Task objective — In the entries that follow, count each line containing "endeavoured" and state the total, nothing more.

--- Start of Given data ---

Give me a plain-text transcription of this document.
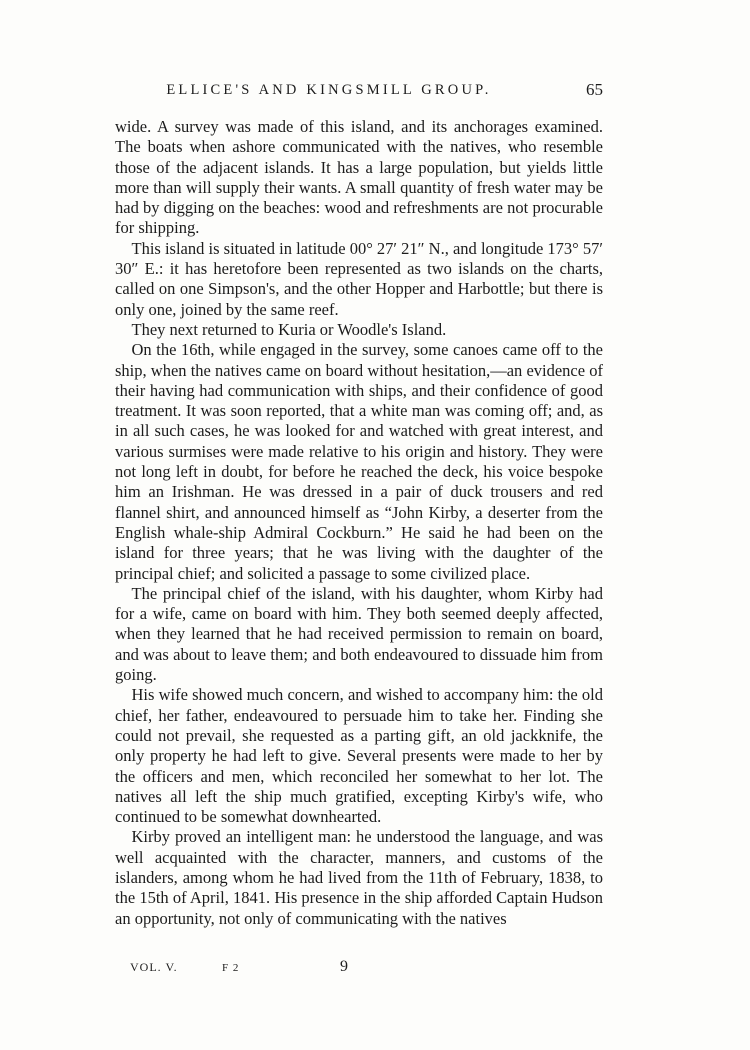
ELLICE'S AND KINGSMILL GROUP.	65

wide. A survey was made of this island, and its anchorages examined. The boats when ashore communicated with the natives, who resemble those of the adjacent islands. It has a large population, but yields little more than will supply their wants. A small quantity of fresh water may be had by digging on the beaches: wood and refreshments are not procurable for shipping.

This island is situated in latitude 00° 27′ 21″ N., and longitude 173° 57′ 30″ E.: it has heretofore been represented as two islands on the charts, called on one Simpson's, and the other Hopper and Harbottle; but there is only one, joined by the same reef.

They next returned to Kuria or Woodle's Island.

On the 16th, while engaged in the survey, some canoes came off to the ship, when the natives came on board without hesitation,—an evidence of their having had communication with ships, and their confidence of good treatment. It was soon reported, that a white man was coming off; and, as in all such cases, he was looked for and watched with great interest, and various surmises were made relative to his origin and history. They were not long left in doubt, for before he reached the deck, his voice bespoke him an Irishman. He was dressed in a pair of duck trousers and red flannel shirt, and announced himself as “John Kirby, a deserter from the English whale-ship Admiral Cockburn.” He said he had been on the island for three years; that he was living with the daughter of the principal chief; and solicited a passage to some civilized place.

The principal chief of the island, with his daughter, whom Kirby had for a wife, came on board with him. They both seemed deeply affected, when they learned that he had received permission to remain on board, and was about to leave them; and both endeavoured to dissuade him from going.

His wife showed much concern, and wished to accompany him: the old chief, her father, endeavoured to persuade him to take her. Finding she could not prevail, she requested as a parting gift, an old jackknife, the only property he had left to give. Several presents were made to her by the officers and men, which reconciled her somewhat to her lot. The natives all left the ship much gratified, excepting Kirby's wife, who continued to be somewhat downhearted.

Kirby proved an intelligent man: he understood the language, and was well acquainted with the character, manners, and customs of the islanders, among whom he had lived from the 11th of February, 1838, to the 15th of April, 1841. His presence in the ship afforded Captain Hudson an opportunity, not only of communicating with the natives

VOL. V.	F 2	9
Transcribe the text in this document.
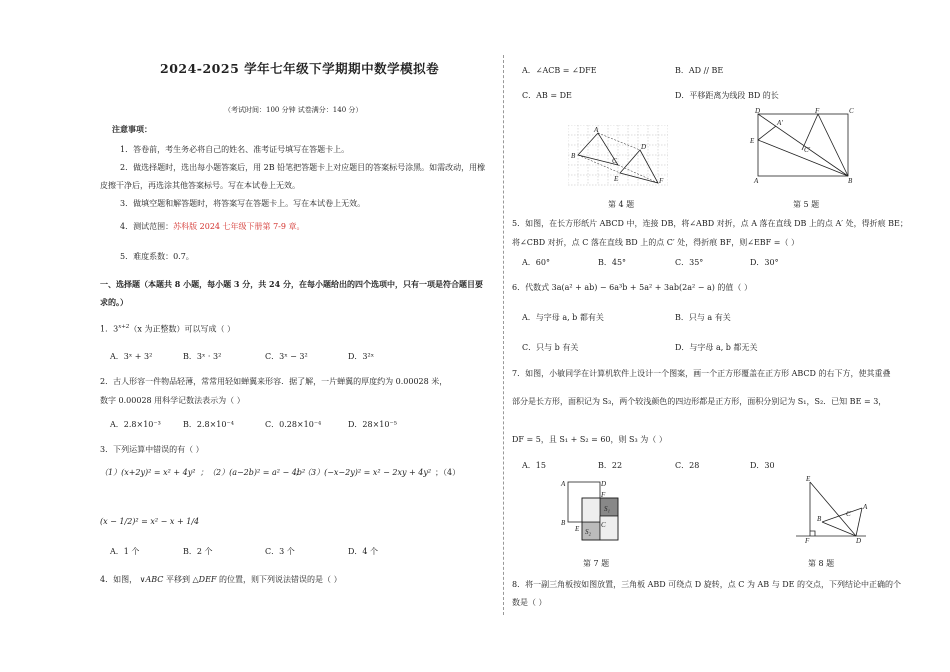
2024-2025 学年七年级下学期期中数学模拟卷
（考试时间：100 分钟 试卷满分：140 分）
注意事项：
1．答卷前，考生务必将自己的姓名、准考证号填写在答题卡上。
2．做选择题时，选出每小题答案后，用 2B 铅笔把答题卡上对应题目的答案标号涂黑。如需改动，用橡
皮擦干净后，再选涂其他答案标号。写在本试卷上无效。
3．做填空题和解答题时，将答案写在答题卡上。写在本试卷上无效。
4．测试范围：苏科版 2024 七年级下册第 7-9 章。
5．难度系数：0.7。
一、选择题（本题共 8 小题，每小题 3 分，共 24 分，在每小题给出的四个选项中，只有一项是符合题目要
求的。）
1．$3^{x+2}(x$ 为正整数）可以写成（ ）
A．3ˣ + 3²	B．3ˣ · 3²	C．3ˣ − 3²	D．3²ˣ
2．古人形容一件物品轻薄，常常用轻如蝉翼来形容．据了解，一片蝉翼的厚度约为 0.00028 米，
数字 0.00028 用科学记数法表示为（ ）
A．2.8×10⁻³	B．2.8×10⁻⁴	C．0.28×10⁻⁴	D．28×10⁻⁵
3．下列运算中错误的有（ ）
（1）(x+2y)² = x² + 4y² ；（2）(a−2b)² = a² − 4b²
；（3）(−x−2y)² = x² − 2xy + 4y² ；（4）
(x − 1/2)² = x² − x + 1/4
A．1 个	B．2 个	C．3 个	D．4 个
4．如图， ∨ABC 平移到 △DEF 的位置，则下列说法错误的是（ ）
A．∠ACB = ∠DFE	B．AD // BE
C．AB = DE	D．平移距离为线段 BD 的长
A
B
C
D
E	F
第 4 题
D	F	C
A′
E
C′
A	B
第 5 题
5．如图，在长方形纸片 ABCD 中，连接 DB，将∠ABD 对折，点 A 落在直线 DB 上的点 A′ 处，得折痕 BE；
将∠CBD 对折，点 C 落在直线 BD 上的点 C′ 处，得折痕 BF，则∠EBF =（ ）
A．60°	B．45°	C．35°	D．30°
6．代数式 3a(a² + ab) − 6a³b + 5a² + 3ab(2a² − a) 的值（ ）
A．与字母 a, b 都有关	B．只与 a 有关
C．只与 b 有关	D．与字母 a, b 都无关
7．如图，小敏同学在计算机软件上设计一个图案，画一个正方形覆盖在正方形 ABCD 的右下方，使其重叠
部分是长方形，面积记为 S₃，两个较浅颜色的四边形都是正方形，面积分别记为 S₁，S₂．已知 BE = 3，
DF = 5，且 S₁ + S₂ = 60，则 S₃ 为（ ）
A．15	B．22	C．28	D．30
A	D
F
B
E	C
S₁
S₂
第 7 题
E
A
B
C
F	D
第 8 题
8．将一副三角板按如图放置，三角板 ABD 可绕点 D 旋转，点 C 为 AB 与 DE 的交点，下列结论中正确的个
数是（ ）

--- End of Given data ---
--- Start of Given data ---

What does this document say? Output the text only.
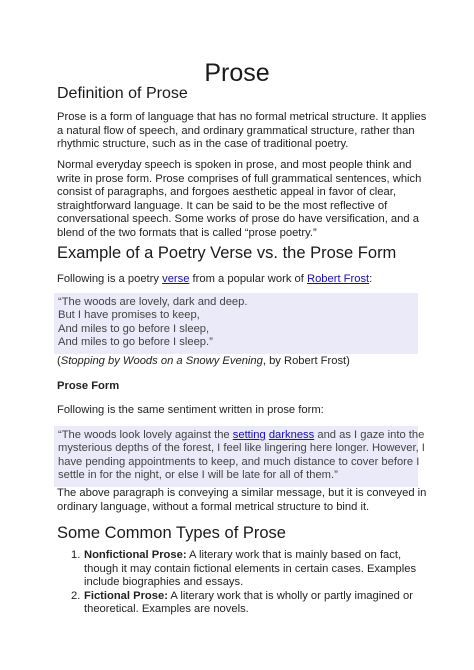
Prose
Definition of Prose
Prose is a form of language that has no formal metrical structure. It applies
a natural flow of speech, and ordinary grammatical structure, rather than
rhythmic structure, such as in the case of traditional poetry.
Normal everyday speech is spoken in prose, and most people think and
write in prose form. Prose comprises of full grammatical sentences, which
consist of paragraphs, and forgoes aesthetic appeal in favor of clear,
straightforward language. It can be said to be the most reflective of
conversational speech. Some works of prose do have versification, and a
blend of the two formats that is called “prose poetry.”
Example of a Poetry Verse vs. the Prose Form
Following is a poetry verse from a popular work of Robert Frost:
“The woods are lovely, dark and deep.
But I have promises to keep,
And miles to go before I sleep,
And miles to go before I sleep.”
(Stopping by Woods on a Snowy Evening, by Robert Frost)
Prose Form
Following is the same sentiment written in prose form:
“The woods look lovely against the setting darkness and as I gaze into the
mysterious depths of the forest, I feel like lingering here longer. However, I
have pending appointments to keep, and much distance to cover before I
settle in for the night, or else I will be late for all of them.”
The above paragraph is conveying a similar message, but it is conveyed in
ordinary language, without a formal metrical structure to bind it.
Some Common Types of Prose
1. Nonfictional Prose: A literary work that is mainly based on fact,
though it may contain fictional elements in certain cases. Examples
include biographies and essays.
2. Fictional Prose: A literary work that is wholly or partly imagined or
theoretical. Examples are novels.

--- End of Given data ---

Result of this task — 2